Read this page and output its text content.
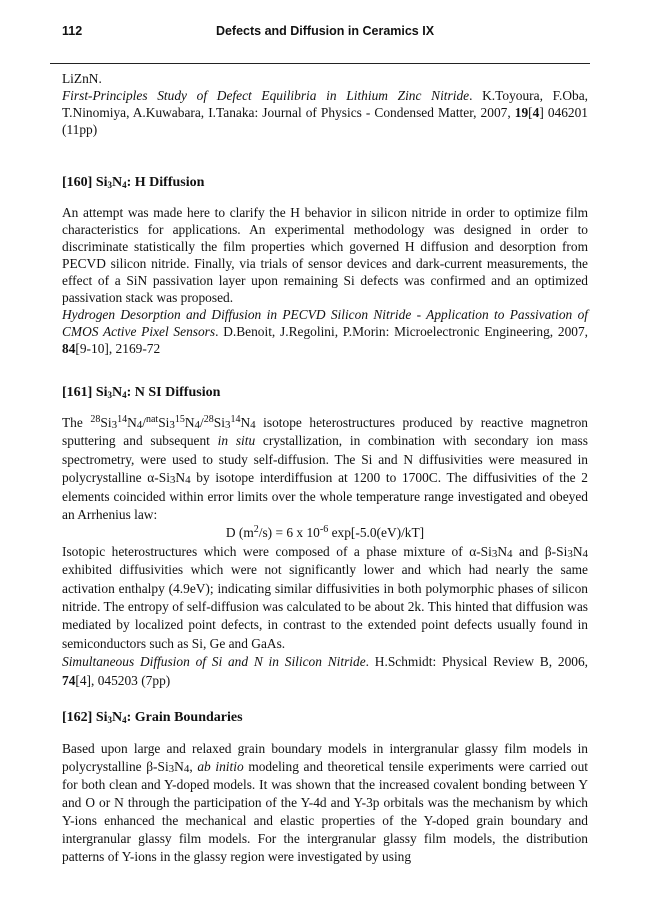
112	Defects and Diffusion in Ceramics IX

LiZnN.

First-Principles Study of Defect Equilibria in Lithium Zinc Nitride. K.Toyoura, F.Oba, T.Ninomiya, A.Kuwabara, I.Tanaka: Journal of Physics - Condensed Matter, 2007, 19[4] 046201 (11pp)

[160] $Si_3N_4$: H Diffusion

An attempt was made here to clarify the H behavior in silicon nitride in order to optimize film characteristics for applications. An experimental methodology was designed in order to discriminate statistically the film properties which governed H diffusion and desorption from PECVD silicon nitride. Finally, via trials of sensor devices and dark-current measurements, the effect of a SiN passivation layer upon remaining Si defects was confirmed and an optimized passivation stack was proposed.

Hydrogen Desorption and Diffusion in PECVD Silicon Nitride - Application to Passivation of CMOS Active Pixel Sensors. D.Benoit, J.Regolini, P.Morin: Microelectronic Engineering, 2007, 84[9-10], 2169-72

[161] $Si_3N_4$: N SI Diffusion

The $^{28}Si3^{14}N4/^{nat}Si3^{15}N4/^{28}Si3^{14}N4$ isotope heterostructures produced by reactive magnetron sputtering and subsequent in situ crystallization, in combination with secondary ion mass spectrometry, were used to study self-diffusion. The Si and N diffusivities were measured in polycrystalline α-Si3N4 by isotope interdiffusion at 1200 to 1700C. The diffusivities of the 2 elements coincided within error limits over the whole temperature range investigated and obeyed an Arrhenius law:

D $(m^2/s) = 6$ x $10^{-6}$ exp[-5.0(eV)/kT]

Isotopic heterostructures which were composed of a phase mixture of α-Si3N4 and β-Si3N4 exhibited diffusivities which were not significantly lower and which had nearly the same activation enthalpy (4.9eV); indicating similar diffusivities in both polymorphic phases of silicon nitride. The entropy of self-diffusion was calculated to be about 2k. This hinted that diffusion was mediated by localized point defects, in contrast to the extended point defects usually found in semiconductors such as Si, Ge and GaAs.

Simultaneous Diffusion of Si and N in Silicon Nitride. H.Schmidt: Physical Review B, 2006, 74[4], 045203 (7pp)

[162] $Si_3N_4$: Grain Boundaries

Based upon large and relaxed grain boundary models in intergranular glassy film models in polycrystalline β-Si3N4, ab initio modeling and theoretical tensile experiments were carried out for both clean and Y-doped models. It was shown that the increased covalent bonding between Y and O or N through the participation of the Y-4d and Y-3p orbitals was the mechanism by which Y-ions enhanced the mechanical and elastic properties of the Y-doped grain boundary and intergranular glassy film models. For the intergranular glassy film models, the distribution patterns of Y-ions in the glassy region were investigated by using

---

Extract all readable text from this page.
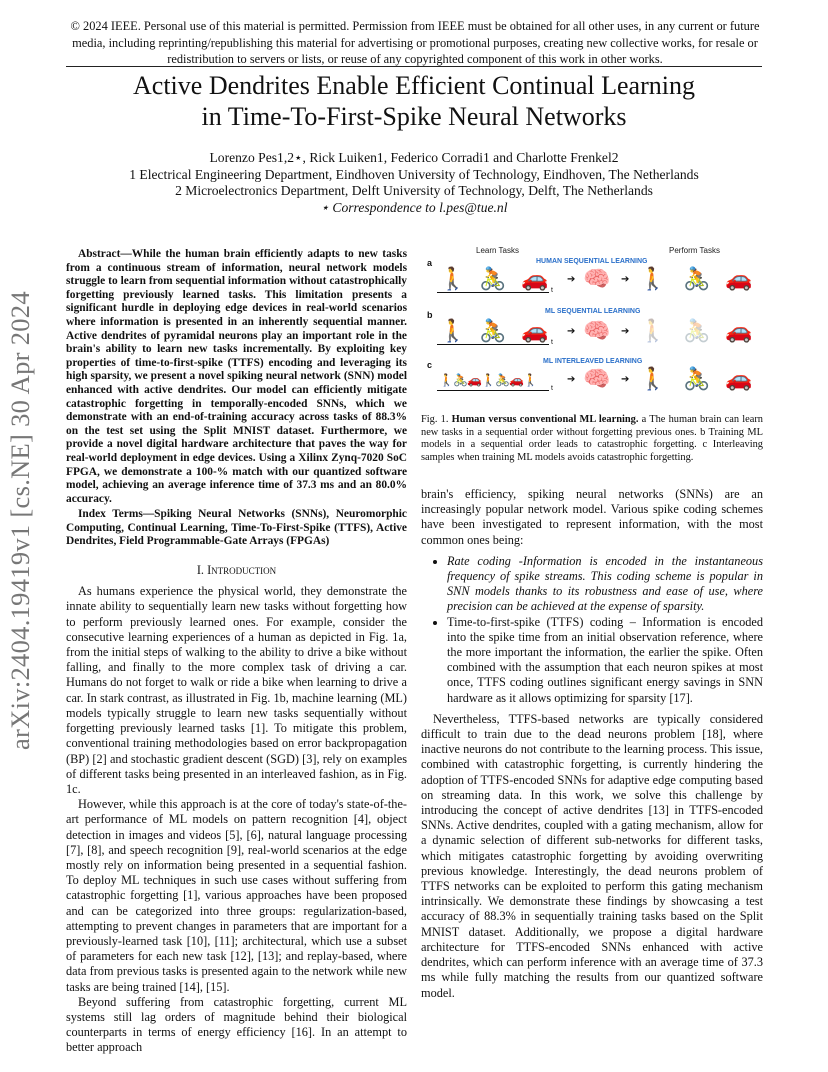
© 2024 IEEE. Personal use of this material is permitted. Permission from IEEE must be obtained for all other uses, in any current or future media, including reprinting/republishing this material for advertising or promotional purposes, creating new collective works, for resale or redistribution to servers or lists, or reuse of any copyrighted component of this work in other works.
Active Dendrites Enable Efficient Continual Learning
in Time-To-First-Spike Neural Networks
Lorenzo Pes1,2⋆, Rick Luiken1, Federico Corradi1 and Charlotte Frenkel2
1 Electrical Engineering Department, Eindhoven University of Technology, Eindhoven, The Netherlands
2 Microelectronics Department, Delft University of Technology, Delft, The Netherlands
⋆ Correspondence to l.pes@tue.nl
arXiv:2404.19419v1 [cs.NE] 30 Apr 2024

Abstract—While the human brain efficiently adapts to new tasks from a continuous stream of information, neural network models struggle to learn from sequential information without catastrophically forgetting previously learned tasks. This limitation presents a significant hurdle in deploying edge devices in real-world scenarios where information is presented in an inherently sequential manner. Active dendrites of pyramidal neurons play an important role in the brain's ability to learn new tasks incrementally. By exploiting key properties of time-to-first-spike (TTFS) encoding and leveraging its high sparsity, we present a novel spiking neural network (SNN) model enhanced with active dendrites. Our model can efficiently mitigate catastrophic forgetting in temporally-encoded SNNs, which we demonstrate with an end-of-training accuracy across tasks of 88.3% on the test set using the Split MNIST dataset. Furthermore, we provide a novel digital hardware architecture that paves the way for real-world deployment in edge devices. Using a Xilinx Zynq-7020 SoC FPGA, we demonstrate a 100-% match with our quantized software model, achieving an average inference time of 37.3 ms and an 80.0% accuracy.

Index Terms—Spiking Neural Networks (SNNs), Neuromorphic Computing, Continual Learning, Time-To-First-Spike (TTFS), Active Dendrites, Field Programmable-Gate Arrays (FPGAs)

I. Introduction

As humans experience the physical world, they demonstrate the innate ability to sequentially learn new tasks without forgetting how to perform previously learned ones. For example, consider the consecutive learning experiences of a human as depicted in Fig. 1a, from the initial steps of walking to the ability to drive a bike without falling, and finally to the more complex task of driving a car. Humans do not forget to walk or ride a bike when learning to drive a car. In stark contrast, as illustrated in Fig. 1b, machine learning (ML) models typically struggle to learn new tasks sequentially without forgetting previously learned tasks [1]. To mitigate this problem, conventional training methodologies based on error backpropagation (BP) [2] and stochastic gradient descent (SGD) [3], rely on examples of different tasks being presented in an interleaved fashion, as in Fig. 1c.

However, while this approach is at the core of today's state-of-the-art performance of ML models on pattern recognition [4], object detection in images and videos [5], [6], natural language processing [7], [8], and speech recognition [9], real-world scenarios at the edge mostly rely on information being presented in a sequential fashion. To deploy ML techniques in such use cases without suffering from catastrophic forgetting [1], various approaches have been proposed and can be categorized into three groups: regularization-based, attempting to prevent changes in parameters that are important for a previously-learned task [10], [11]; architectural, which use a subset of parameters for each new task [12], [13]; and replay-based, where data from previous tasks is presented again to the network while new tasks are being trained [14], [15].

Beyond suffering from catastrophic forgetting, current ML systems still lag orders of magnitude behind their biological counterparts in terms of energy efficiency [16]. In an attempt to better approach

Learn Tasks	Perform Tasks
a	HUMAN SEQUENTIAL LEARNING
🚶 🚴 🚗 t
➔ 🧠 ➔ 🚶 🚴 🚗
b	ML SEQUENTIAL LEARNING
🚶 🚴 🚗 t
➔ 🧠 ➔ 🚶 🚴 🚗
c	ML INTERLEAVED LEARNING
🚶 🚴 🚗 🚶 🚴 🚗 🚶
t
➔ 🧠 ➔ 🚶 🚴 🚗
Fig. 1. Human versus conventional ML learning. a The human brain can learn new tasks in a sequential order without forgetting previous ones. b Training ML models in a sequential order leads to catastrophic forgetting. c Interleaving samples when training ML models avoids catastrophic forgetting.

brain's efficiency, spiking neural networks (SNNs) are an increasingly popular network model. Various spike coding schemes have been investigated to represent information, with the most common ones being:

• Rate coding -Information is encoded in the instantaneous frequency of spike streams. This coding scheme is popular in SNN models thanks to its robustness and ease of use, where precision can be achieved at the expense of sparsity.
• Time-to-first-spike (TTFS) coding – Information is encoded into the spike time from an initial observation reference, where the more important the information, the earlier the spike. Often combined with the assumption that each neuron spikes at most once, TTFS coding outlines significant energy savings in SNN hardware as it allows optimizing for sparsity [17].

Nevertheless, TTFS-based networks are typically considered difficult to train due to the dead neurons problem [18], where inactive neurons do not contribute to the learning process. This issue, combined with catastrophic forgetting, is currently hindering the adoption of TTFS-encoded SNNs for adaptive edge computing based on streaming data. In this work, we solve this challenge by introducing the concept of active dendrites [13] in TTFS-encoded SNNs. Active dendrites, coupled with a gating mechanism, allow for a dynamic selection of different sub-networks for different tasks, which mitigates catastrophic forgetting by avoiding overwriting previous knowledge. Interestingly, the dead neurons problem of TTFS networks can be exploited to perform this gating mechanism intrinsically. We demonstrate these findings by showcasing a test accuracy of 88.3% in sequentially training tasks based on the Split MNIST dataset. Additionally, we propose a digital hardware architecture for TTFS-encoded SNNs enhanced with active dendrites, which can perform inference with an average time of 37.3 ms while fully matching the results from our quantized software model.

==

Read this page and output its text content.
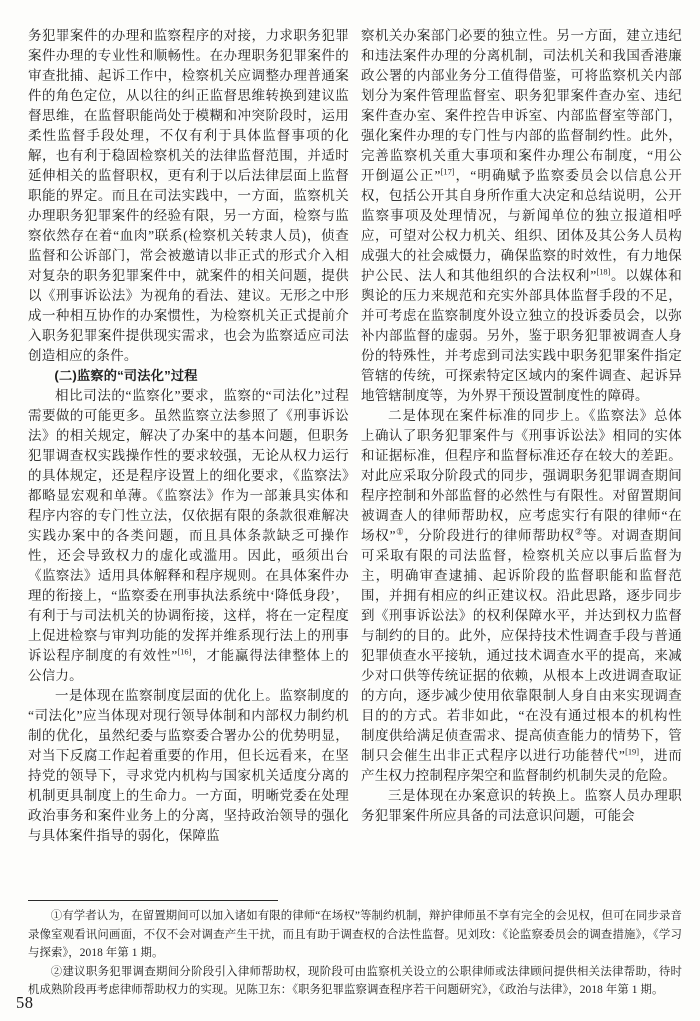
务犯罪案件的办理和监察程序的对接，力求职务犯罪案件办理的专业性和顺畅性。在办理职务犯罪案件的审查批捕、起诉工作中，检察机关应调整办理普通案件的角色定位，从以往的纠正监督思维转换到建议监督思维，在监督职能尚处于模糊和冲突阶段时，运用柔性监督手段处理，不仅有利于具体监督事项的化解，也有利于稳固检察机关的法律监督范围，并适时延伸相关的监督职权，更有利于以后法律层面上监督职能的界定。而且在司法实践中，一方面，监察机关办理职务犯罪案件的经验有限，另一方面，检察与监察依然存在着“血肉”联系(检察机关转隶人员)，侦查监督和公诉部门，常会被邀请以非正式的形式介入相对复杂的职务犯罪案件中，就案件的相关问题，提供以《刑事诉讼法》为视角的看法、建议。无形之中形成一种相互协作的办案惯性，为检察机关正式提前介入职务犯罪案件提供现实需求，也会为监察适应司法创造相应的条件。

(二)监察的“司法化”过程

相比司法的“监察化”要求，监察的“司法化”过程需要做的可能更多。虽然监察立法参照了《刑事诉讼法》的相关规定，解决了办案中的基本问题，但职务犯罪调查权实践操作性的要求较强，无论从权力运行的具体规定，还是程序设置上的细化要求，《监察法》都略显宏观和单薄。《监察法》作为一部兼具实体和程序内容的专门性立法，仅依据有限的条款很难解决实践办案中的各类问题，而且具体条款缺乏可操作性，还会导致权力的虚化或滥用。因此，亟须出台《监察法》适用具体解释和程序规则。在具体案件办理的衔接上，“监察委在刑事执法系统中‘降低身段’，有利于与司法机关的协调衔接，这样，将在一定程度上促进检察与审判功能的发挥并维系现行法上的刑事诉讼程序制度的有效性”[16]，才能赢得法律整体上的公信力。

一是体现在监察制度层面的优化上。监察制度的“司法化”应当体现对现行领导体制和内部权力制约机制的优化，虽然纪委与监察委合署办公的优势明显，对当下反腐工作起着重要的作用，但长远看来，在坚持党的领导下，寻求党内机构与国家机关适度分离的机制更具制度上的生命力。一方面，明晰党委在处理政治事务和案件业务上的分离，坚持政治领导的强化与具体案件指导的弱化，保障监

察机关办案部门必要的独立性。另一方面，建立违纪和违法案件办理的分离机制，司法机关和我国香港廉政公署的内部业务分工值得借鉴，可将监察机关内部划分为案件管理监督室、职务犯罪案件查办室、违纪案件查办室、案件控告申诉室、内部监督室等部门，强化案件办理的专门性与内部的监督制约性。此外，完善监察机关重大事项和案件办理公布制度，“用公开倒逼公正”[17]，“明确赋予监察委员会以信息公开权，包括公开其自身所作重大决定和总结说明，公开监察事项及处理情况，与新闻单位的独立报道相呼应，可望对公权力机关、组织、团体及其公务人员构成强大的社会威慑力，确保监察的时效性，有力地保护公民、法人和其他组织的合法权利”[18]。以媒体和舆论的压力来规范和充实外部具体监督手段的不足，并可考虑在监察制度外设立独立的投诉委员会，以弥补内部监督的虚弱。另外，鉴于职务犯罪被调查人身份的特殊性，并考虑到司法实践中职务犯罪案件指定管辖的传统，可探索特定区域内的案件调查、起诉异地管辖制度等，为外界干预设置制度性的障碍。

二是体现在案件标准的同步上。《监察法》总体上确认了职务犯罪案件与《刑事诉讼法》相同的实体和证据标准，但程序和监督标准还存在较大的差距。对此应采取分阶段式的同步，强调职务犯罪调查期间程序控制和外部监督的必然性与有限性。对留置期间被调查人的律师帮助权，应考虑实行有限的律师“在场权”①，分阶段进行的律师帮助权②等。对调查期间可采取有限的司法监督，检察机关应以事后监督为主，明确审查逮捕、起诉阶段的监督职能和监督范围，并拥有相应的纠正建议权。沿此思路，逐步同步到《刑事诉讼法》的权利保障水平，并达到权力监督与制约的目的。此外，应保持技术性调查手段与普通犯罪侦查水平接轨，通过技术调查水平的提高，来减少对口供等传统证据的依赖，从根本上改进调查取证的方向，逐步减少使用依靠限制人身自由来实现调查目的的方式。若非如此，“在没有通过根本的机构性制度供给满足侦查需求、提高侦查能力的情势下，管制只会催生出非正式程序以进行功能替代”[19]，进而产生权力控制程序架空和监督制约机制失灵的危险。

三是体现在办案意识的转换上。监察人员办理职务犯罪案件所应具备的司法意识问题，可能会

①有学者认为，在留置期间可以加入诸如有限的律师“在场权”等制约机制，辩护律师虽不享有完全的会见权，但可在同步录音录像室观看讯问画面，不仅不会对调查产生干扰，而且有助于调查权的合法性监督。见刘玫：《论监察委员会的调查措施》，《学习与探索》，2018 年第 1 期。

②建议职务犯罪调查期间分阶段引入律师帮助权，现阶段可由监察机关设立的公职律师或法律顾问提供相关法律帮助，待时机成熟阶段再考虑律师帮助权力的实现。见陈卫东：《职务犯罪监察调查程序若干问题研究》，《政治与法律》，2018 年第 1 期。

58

OBJECTIVE:
Above are the records; copy every line in them that holds the word "Department".

ANSWER IN FULL:
1 Electrical Engineering Department, Eindhoven University of Technology, Eindhoven, The Netherlands
2 Microelectronics Department, Delft University of Technology, Delft, The Netherlands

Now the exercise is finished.